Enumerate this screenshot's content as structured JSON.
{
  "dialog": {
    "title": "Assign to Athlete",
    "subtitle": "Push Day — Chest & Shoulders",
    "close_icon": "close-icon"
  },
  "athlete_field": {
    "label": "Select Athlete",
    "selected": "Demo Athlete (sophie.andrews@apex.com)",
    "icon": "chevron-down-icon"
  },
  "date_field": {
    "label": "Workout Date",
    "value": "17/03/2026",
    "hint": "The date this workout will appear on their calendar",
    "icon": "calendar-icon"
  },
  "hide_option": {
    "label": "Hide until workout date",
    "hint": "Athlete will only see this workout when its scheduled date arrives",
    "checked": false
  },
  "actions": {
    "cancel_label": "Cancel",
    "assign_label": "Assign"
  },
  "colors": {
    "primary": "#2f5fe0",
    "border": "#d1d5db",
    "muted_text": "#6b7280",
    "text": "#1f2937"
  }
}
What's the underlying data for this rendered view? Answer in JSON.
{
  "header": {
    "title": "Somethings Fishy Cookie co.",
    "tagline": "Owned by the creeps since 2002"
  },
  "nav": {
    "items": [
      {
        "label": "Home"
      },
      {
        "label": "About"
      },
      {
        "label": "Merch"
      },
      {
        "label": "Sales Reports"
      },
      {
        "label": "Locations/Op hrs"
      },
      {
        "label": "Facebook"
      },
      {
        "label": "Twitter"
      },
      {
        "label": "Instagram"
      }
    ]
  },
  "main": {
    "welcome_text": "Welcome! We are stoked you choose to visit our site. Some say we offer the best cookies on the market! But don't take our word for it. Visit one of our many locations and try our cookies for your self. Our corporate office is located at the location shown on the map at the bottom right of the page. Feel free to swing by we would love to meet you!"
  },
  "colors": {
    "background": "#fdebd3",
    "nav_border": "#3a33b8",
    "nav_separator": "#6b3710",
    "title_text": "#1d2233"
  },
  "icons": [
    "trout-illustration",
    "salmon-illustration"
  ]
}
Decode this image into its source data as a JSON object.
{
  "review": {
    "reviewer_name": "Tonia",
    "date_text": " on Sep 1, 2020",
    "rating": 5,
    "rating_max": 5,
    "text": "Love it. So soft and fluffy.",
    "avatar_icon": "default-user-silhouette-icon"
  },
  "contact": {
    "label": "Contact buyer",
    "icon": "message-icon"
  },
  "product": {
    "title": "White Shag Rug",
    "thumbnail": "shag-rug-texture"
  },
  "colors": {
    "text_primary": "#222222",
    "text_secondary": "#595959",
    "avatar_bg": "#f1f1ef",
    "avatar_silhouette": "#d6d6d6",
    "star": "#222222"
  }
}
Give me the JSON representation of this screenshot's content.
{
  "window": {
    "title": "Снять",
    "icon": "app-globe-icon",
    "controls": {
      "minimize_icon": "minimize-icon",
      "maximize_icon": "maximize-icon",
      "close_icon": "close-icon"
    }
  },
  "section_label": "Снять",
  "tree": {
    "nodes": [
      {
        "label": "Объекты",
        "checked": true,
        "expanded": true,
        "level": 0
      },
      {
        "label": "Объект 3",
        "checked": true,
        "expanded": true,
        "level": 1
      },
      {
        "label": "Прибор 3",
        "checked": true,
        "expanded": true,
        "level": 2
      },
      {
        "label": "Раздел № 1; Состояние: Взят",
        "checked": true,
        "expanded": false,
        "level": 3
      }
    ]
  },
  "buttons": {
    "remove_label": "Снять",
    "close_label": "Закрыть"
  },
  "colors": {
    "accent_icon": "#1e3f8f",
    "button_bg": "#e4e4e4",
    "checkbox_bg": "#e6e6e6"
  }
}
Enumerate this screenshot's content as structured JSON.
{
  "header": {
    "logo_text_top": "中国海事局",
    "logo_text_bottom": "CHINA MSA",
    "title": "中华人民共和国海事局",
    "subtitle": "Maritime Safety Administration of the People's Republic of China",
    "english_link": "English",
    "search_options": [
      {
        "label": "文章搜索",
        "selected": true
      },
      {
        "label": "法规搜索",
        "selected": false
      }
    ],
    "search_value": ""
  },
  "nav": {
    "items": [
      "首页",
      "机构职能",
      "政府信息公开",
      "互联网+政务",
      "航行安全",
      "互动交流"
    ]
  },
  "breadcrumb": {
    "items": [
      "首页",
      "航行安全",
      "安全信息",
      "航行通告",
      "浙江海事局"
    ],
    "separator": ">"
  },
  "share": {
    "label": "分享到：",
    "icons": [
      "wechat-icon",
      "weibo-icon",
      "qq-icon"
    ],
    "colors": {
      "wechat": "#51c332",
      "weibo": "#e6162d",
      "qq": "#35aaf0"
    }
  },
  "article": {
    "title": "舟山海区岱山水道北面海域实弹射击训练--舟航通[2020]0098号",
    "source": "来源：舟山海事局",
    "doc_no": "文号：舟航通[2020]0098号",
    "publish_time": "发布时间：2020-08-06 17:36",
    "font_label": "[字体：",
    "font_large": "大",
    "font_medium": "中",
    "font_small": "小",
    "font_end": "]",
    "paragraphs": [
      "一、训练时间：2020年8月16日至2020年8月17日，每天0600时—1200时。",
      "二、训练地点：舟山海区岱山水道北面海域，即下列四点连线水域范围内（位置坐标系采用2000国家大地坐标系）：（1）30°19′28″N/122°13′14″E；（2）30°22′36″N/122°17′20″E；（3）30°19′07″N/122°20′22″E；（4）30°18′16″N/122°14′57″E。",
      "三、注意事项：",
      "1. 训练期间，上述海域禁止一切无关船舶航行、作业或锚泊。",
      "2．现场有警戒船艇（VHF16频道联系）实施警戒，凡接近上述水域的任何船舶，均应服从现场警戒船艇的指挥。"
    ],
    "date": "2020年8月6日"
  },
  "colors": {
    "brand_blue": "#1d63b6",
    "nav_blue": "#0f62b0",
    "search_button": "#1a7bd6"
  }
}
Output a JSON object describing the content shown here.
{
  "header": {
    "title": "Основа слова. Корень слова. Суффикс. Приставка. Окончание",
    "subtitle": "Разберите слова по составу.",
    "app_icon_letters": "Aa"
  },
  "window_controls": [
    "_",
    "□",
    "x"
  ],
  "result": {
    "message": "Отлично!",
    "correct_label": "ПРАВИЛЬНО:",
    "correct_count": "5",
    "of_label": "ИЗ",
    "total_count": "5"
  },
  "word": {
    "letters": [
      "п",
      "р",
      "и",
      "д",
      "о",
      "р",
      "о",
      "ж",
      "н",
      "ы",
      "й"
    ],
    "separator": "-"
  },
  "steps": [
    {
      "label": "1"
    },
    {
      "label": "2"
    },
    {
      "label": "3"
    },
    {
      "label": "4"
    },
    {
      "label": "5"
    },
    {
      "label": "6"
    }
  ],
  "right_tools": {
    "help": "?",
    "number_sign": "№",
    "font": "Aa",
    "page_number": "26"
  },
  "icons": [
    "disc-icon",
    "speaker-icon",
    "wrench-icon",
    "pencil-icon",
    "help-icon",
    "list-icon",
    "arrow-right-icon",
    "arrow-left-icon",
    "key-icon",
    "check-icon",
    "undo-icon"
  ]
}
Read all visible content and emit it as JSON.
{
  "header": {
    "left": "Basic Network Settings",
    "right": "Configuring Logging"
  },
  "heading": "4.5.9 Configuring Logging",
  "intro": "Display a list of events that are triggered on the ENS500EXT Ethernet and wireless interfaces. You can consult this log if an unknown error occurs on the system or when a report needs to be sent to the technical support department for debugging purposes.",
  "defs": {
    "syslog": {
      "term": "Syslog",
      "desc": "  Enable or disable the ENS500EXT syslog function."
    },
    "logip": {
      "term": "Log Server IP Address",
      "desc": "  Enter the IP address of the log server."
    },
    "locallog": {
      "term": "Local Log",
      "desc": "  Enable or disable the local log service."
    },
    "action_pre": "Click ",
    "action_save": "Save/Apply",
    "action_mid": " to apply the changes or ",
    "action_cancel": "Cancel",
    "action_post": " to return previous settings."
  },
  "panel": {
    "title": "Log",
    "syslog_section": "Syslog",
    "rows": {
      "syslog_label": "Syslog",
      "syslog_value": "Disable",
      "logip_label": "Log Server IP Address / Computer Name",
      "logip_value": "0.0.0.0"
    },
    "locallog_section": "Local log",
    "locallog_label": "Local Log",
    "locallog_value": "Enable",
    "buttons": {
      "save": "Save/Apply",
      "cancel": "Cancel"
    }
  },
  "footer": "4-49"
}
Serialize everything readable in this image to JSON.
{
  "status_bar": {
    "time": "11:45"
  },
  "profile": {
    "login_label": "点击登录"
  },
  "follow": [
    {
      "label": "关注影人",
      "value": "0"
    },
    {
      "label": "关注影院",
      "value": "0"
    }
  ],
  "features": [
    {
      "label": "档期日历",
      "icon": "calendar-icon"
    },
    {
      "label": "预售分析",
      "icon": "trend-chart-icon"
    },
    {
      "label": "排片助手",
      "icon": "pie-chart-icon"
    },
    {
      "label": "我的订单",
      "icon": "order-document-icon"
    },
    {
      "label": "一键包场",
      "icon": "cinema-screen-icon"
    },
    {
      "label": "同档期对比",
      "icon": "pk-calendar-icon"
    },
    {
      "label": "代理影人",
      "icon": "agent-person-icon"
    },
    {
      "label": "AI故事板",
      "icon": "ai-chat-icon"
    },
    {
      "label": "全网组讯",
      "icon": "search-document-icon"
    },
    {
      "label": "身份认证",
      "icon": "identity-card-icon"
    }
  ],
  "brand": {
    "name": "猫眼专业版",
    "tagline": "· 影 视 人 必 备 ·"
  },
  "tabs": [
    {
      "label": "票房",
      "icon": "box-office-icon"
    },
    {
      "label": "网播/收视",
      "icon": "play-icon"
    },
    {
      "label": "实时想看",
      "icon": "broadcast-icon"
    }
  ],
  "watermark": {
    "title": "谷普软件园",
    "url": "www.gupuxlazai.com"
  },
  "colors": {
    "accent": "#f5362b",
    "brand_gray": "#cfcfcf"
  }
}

________________________

Copy out every line of the material above that mentions the word "Save".

## Expected output
    "action_save": "Save/Apply",
      "save": "Save/Apply",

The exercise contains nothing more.